# What you have to do:
Extract all lines in the data that contain the word "navigation".

####################

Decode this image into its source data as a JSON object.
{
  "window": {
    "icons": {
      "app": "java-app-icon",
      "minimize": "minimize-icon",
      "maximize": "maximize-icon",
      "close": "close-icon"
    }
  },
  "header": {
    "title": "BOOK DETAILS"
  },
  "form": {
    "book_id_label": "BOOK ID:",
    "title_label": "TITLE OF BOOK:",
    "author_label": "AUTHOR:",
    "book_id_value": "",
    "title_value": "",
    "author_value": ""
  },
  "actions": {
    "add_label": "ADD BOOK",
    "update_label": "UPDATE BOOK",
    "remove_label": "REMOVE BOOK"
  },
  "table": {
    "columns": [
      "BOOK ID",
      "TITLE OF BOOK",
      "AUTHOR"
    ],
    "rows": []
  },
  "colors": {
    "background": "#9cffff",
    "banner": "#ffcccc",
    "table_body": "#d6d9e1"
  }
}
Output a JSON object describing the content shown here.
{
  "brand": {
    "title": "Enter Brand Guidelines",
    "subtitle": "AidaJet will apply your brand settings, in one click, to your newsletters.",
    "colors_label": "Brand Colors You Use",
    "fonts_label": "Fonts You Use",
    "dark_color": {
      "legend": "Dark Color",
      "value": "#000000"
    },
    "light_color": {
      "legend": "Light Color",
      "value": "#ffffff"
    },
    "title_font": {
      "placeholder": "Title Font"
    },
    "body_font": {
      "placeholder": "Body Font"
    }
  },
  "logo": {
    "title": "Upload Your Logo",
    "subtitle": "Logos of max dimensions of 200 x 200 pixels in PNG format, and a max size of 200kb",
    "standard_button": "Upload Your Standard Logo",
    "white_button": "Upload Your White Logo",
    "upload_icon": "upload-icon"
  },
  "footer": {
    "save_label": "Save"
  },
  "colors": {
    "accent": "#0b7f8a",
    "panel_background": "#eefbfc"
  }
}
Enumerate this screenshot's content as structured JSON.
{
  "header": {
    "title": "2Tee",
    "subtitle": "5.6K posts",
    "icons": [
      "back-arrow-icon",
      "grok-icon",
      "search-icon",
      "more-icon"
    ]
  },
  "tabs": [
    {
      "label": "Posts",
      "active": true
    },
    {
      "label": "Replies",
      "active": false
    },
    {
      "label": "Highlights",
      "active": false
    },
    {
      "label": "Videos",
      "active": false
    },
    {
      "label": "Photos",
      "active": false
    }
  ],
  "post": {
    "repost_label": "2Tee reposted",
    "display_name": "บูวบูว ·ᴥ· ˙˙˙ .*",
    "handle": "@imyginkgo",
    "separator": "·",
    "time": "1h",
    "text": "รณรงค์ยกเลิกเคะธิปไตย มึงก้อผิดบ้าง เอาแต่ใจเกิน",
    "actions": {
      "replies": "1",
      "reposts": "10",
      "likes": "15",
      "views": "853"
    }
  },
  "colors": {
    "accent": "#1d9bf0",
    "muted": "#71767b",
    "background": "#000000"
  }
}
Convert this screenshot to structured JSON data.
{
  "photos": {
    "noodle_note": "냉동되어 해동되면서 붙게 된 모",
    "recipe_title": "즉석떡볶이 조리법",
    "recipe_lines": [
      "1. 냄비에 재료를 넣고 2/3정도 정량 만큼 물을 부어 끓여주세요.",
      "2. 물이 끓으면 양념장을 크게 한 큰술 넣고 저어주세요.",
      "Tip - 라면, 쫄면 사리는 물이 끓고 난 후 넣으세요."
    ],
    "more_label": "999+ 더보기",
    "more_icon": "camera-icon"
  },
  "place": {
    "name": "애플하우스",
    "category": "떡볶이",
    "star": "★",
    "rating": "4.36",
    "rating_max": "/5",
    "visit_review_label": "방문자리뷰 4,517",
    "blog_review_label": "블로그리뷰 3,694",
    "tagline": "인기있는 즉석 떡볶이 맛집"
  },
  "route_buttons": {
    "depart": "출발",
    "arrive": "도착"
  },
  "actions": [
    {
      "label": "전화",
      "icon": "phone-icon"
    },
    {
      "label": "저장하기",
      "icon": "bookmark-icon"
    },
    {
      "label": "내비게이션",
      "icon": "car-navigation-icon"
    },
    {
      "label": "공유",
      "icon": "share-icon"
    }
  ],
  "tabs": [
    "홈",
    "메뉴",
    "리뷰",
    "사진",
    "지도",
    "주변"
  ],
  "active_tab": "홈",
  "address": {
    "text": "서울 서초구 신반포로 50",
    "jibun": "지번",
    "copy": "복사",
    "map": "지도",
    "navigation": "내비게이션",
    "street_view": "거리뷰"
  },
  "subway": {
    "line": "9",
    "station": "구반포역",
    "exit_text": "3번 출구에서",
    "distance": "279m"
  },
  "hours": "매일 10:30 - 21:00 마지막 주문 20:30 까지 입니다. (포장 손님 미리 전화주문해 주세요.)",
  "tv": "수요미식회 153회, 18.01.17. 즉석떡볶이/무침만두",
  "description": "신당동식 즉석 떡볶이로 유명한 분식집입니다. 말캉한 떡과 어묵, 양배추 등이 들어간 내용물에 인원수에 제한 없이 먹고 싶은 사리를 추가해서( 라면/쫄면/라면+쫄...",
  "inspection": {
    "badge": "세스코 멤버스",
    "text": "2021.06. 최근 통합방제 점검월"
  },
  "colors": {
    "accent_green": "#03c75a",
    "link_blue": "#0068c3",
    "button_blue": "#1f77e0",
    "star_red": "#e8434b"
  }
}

####################

# Answer to the problem:
      "icon": "car-navigation-icon"
    "navigation": "내비게이션",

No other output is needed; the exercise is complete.